- Exercise -
Would you write out the entries below, every one of them, exactly?

## Begin Information shown

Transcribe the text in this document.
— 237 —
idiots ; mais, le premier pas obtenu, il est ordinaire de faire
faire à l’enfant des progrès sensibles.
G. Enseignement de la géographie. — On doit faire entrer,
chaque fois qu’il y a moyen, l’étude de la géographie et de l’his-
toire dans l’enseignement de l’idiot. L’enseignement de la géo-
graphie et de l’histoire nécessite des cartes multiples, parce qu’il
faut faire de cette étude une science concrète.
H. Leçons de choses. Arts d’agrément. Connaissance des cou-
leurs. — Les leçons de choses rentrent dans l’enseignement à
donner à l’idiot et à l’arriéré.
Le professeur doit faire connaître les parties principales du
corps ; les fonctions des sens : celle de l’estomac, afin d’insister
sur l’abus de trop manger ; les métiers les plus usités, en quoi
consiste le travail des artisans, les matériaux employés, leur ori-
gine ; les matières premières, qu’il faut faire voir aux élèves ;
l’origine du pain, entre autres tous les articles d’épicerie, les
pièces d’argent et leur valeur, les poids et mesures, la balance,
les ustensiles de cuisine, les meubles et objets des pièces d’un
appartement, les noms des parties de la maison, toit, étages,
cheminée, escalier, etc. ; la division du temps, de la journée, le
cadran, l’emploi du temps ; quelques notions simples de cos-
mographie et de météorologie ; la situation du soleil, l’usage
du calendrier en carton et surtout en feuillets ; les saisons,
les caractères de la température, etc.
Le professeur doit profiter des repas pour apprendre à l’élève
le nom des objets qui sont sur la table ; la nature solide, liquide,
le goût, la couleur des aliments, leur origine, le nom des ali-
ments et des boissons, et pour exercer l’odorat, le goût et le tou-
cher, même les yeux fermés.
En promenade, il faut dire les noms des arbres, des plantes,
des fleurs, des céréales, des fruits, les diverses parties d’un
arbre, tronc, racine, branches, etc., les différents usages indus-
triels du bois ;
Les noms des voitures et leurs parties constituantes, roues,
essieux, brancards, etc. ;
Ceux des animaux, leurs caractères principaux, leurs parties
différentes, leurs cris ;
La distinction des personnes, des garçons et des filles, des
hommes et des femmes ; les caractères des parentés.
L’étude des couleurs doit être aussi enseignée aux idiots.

## End Information shown

- Task solution -
Transcribe the text in this document.
— 237 —
idiots ; mais, le premier pas obtenu, il est ordinaire de faire
faire à l’enfant des progrès sensibles.
G. Enseignement de la géographie. — On doit faire entrer,
chaque fois qu’il y a moyen, l’étude de la géographie et de l’his-
toire dans l’enseignement de l’idiot. L’enseignement de la géo-
graphie et de l’histoire nécessite des cartes multiples, parce qu’il
faut faire de cette étude une science concrète.
H. Leçons de choses. Arts d’agrément. Connaissance des cou-
leurs. — Les leçons de choses rentrent dans l’enseignement à
donner à l’idiot et à l’arriéré.
Le professeur doit faire connaître les parties principales du
corps ; les fonctions des sens : celle de l’estomac, afin d’insister
sur l’abus de trop manger ; les métiers les plus usités, en quoi
consiste le travail des artisans, les matériaux employés, leur ori-
gine ; les matières premières, qu’il faut faire voir aux élèves ;
l’origine du pain, entre autres tous les articles d’épicerie, les
pièces d’argent et leur valeur, les poids et mesures, la balance,
les ustensiles de cuisine, les meubles et objets des pièces d’un
appartement, les noms des parties de la maison, toit, étages,
cheminée, escalier, etc. ; la division du temps, de la journée, le
cadran, l’emploi du temps ; quelques notions simples de cos-
mographie et de météorologie ; la situation du soleil, l’usage
du calendrier en carton et surtout en feuillets ; les saisons,
les caractères de la température, etc.
Le professeur doit profiter des repas pour apprendre à l’élève
le nom des objets qui sont sur la table ; la nature solide, liquide,
le goût, la couleur des aliments, leur origine, le nom des ali-
ments et des boissons, et pour exercer l’odorat, le goût et le tou-
cher, même les yeux fermés.
En promenade, il faut dire les noms des arbres, des plantes,
des fleurs, des céréales, des fruits, les diverses parties d’un
arbre, tronc, racine, branches, etc., les différents usages indus-
triels du bois ;
Les noms des voitures et leurs parties constituantes, roues,
essieux, brancards, etc. ;
Ceux des animaux, leurs caractères principaux, leurs parties
différentes, leurs cris ;
La distinction des personnes, des garçons et des filles, des
hommes et des femmes ; les caractères des parentés.
L’étude des couleurs doit être aussi enseignée aux idiots.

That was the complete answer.